Stored items from a collection
__________________________________________________

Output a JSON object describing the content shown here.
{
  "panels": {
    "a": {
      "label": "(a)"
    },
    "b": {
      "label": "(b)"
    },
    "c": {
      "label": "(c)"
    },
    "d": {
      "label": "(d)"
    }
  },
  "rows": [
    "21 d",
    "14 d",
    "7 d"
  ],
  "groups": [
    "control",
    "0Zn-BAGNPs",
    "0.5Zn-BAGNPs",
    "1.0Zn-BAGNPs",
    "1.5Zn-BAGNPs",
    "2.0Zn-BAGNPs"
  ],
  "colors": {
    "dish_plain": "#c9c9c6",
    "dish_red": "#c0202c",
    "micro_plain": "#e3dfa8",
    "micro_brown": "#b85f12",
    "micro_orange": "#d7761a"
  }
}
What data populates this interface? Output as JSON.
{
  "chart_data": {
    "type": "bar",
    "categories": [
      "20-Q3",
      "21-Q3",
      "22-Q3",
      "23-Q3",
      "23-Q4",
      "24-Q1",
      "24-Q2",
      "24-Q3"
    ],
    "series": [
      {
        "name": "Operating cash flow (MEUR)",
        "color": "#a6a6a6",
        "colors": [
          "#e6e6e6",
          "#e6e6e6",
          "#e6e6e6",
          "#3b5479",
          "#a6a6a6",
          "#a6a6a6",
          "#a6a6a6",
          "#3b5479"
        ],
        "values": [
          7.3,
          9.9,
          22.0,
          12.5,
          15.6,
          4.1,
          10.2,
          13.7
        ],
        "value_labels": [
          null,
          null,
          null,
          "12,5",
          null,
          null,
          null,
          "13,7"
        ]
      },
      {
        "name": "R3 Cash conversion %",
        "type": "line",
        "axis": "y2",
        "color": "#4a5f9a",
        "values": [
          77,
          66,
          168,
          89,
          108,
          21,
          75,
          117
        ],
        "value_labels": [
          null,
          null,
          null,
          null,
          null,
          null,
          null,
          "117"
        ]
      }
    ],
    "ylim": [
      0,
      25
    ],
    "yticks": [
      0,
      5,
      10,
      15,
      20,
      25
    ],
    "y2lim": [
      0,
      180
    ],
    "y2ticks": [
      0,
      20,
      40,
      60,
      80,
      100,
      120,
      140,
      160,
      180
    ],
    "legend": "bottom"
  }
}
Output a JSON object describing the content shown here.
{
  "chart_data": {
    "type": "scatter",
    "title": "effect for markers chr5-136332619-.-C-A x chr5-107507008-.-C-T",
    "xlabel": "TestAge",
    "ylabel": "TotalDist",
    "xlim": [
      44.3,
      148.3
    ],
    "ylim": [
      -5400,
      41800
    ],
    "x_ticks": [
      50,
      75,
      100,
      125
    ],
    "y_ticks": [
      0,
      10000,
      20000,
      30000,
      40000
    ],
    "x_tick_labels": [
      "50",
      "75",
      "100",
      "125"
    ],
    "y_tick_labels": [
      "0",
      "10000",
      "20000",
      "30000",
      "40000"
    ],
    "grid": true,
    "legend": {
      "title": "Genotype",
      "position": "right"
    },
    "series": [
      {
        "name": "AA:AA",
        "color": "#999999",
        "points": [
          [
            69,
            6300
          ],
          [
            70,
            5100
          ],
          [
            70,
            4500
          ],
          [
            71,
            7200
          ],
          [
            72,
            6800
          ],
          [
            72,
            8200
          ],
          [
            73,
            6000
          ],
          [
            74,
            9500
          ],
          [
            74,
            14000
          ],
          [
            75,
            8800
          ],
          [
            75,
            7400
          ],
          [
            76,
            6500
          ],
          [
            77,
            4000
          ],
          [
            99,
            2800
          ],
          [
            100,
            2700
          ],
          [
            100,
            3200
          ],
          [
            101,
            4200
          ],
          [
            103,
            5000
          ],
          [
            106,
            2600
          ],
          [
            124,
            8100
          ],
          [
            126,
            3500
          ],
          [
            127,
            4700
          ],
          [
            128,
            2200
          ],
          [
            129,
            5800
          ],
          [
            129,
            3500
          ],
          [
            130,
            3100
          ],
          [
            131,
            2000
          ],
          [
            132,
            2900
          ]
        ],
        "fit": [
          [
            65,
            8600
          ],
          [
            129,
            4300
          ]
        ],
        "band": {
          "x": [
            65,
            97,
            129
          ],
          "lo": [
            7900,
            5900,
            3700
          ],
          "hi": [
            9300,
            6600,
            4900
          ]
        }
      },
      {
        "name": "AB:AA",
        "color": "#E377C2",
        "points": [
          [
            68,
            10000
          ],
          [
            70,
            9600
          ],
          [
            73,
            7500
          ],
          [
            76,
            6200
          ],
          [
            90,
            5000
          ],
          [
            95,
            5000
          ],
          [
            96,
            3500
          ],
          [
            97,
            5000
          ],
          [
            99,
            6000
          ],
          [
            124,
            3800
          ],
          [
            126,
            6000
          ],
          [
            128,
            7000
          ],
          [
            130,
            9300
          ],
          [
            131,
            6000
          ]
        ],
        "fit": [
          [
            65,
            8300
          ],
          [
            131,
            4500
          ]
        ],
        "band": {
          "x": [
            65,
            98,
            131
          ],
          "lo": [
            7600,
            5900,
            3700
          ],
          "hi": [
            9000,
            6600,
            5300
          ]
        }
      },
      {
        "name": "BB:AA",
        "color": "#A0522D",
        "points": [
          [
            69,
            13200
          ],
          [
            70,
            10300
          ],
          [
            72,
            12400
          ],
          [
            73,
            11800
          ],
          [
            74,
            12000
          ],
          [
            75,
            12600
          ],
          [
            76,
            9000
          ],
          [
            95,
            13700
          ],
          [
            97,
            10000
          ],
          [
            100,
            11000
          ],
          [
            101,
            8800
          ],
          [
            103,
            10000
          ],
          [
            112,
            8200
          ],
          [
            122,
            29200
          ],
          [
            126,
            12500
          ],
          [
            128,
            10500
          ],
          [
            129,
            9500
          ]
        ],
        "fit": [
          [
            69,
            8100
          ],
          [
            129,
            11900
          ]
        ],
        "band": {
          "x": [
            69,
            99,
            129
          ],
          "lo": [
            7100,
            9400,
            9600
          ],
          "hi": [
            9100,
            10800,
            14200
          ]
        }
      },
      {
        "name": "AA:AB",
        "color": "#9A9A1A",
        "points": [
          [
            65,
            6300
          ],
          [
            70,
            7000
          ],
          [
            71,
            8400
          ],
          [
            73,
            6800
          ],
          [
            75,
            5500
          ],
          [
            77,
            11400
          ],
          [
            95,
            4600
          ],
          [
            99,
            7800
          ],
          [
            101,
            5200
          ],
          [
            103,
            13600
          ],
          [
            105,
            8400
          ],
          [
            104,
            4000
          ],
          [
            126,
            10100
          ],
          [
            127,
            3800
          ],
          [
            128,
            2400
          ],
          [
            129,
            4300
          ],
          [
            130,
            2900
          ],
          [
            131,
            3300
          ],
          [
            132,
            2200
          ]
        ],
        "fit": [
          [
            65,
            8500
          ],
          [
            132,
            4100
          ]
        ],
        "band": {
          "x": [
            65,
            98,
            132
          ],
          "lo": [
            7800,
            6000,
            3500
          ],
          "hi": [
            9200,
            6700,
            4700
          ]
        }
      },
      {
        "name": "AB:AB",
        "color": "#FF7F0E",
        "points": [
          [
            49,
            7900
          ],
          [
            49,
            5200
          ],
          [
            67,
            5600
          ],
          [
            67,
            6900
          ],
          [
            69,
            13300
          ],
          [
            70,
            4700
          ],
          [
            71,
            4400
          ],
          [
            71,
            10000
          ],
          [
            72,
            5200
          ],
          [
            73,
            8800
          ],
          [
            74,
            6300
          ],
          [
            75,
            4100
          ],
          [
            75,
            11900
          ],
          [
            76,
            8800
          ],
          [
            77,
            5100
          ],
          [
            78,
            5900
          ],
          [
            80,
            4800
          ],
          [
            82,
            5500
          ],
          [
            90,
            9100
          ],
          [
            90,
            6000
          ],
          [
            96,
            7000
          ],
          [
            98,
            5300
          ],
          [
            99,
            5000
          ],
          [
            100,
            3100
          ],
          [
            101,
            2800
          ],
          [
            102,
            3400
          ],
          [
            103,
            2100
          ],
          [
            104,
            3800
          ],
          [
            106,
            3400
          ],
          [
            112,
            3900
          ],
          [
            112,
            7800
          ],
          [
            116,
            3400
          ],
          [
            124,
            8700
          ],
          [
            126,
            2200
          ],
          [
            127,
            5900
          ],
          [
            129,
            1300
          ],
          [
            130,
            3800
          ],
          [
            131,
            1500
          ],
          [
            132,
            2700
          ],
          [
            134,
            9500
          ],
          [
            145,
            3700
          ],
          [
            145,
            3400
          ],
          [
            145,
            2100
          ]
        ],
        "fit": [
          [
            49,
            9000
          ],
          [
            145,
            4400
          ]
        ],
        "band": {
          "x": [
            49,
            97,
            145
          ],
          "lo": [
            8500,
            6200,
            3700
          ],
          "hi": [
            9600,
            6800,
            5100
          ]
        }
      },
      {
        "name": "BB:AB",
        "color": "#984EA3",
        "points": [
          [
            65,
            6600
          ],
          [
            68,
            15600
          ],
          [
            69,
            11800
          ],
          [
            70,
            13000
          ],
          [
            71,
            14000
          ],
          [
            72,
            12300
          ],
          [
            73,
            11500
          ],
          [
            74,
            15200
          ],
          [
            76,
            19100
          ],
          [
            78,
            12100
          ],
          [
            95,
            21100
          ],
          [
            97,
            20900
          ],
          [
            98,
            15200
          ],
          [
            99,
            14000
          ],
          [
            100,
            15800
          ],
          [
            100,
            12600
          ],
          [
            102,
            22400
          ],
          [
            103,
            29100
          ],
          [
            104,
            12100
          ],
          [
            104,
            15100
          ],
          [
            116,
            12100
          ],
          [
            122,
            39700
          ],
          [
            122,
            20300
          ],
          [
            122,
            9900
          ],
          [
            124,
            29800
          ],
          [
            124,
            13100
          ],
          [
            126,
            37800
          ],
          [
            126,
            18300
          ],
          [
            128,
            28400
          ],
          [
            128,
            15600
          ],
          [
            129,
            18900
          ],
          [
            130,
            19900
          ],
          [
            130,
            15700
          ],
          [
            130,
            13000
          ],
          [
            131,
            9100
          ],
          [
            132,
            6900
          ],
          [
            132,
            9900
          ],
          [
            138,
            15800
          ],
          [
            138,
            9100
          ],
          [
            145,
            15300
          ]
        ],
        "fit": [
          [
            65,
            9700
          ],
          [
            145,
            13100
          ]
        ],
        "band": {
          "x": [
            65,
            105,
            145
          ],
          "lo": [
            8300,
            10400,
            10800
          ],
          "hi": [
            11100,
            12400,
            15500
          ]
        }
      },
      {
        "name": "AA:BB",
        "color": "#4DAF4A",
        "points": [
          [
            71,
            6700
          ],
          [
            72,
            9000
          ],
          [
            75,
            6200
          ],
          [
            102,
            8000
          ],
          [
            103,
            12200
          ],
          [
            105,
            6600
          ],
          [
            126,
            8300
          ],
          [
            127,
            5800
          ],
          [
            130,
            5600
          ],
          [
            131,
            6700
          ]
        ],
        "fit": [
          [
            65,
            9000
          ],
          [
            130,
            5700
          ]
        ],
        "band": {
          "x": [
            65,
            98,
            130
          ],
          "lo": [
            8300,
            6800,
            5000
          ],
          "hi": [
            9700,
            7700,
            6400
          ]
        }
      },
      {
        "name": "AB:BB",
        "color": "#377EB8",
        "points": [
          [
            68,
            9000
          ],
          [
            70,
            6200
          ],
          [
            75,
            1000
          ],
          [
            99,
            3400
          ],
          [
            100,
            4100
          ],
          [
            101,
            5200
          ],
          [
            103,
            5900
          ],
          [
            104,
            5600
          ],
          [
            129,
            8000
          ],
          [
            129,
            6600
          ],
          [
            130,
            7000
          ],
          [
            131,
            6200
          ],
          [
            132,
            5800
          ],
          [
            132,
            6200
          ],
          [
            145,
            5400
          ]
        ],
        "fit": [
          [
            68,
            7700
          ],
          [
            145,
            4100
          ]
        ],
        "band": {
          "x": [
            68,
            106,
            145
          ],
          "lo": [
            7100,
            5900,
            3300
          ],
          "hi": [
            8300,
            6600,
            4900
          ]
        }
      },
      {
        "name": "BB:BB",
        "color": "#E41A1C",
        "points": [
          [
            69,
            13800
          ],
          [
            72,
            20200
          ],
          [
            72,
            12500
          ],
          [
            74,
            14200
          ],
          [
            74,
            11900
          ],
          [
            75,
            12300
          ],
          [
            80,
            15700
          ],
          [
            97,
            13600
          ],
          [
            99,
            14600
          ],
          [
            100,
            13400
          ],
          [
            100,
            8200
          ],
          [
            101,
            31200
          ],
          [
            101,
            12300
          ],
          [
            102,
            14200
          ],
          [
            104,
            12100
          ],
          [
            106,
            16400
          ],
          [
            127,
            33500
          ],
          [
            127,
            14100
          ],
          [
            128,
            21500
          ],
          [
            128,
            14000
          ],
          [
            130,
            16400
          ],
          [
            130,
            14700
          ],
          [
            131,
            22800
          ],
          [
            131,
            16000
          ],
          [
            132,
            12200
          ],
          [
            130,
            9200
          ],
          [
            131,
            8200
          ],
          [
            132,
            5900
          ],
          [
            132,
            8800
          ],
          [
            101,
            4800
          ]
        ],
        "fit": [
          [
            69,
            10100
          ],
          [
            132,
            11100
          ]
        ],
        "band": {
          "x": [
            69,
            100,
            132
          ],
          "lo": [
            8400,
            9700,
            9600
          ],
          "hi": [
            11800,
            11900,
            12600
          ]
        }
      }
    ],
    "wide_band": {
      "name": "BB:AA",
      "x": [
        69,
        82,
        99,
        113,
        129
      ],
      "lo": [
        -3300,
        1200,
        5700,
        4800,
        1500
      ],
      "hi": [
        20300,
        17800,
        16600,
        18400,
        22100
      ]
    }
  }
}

__________________________________________________

Do this :: Pick out all the lines with the word "name" in them and copy them.

The answer ::
        "name": "Operating cash flow (MEUR)",
        "name": "R3 Cash conversion %",
        "name": "AA:AA",
        "name": "AB:AA",
        "name": "BB:AA",
        "name": "AA:AB",
        "name": "AB:AB",
        "name": "BB:AB",
        "name": "AA:BB",
        "name": "AB:BB",
        "name": "BB:BB",
      "name": "BB:AA",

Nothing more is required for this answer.